▶ _WHAT THE TASK REQUIRES_
Search the records that follow and extract every line containing the string "school".
★ ★ ★ ★ ★
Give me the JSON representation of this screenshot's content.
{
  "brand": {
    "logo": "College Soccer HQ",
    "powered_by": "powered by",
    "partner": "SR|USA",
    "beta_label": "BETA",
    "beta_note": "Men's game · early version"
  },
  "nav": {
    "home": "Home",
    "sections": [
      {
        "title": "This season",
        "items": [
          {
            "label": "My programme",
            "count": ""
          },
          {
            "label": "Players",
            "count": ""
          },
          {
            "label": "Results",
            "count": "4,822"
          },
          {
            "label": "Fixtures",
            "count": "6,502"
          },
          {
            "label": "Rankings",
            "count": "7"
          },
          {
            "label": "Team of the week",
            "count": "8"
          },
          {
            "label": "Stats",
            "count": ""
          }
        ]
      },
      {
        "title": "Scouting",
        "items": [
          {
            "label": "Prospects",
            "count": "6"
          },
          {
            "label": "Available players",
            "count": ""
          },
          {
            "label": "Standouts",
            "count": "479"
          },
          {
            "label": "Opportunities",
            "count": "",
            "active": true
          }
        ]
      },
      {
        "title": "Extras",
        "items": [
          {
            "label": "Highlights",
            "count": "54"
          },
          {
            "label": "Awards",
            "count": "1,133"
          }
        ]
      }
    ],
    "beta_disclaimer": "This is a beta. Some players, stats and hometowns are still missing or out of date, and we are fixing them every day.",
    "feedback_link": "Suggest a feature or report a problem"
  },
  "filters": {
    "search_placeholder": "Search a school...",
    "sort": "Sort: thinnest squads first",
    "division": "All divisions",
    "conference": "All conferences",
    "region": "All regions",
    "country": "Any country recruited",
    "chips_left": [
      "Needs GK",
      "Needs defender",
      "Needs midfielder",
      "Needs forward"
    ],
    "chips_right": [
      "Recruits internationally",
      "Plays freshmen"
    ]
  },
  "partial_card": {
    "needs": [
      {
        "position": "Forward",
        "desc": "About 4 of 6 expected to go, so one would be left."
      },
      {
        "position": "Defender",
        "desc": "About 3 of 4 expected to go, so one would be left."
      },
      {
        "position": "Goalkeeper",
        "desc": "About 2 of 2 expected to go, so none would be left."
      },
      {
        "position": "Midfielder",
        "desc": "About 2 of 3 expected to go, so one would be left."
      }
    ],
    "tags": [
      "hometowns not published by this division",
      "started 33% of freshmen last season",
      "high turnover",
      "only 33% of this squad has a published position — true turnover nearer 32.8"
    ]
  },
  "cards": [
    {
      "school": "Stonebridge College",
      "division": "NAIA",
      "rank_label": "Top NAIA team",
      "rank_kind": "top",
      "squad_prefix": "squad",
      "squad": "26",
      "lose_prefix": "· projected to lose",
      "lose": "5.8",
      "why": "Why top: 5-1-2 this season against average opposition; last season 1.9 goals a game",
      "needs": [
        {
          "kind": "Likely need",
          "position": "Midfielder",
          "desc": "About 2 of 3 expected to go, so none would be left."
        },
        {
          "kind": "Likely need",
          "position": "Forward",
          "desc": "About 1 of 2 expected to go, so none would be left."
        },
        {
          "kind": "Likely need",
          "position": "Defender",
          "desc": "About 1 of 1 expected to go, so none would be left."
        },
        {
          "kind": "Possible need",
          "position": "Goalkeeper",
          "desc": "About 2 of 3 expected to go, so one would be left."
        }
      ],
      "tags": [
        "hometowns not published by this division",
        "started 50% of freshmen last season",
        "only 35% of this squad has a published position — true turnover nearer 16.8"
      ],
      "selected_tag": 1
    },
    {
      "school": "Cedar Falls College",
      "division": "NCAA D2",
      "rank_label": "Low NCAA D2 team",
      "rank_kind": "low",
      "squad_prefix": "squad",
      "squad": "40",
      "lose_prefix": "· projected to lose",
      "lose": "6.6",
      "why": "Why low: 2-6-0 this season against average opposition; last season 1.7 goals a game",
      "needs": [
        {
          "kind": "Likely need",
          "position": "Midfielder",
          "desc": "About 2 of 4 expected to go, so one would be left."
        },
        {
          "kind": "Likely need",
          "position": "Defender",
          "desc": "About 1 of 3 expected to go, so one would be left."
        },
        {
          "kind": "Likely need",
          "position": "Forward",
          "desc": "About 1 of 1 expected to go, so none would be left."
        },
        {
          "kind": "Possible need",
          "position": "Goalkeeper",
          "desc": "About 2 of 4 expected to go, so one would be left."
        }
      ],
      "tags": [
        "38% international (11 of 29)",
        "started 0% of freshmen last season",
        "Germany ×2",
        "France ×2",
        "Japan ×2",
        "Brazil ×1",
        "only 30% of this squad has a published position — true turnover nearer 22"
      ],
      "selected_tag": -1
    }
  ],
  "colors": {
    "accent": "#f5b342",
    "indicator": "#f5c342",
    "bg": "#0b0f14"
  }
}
★ ★ ★ ★ ★
▶ _WORKED SOLUTION_
    "search_placeholder": "Search a school...",
      "school": "Stonebridge College",
      "school": "Cedar Falls College",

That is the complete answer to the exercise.